§ Work required:
Report the count of lines below that include "termica", without any other text.
— start of Dataset rows —
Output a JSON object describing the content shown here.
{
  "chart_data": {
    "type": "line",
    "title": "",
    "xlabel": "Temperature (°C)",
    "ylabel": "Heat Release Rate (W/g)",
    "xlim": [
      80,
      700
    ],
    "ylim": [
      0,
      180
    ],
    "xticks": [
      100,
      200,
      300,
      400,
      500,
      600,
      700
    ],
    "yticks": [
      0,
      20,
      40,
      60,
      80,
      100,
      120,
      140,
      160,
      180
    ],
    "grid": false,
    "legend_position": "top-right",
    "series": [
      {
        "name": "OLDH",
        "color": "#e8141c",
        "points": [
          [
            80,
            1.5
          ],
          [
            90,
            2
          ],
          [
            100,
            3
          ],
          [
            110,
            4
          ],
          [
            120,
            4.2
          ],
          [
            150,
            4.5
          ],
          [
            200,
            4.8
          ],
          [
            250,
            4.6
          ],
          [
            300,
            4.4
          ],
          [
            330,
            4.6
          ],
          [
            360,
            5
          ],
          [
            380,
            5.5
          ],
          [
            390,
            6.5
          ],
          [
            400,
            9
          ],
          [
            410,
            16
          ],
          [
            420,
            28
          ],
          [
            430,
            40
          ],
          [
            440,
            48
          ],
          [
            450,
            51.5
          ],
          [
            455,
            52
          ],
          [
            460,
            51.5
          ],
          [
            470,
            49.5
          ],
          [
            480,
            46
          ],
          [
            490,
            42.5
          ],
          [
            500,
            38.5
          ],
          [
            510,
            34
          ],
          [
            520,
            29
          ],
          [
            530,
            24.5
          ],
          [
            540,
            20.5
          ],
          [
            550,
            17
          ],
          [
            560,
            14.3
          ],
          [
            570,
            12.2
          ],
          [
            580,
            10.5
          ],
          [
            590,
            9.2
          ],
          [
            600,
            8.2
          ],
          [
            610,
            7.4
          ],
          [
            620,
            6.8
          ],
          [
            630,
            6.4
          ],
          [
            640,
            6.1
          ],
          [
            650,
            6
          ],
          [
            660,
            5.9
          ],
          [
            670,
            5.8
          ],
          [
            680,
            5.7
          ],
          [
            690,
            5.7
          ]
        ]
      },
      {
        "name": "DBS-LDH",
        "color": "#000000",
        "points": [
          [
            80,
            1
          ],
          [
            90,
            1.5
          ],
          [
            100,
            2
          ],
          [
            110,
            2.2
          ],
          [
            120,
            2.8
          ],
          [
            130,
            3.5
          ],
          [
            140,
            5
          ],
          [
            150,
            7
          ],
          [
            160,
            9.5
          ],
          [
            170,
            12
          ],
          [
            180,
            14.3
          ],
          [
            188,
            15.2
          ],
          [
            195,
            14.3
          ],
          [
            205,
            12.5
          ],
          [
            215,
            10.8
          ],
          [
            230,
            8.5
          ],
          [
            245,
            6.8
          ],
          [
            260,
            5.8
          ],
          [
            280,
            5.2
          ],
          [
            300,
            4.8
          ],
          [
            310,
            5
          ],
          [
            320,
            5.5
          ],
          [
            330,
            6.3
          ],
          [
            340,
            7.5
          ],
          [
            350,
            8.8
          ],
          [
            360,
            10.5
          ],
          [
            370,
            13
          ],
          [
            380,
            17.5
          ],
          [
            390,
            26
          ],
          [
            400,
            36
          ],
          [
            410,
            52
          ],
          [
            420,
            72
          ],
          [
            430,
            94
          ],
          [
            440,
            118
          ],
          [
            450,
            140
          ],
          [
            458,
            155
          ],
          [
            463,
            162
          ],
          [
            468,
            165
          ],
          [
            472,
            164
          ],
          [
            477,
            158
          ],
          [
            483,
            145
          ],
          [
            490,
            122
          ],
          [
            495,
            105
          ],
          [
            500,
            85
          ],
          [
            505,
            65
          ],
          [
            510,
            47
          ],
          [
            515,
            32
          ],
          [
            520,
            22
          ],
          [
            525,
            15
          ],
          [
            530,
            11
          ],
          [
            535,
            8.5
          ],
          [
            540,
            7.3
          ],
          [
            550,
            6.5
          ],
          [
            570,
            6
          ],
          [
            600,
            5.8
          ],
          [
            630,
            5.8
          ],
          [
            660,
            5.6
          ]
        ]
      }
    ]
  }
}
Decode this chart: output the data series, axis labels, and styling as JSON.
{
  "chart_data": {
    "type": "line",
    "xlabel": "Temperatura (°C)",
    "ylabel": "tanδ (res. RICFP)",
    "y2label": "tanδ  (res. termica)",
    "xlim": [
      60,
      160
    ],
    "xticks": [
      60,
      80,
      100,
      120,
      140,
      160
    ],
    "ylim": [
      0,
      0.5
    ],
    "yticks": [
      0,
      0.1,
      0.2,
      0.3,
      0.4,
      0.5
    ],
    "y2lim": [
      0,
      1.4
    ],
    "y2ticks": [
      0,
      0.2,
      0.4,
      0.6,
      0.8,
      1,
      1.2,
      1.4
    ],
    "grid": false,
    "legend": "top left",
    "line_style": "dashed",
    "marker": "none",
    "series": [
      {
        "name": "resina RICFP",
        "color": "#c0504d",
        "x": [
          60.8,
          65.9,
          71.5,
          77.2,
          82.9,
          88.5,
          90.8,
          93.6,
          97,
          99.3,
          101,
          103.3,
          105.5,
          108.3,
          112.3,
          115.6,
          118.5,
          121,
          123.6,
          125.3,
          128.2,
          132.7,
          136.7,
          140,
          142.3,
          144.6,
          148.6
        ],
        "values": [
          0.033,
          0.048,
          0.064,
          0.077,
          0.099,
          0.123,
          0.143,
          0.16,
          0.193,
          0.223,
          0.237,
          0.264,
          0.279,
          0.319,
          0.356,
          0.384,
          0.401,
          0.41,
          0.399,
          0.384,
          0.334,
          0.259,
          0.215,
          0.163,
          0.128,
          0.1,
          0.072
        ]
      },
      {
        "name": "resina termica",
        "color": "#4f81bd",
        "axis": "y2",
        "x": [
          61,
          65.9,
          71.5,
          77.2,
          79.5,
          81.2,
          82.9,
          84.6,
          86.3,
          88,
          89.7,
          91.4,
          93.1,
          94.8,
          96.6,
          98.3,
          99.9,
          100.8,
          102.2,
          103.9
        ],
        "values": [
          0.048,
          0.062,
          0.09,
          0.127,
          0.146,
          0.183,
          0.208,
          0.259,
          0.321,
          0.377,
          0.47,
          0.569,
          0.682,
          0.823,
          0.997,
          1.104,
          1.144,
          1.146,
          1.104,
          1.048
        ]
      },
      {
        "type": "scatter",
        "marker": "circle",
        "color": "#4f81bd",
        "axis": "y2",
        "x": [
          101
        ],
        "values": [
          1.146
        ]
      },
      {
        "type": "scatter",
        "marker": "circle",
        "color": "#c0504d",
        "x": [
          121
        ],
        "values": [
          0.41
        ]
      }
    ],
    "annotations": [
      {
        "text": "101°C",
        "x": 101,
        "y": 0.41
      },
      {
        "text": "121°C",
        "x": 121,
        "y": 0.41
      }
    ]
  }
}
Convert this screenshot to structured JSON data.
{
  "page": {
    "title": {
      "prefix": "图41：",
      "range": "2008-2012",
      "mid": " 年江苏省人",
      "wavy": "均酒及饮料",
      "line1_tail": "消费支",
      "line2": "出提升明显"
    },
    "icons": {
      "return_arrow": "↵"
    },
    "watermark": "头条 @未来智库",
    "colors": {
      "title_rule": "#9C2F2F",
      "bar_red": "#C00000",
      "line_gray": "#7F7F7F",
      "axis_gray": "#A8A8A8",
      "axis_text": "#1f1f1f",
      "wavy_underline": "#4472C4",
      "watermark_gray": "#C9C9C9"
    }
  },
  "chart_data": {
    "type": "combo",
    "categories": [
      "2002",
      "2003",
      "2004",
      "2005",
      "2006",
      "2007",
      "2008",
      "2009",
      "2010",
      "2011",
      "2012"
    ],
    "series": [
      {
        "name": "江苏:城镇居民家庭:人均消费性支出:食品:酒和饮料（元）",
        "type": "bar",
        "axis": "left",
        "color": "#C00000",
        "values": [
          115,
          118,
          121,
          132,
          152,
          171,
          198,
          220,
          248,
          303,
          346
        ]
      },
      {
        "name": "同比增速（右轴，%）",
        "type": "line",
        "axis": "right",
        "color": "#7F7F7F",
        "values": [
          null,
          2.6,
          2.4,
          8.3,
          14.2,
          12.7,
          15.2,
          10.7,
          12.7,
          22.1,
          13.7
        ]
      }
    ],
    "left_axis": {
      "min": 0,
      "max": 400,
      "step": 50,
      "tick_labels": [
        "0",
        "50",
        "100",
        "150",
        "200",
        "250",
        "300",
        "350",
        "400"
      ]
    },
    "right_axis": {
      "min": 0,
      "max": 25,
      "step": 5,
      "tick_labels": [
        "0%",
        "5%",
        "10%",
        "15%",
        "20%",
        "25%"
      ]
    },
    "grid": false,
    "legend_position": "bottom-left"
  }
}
— end of Dataset rows —
§ Solution for this problem:
2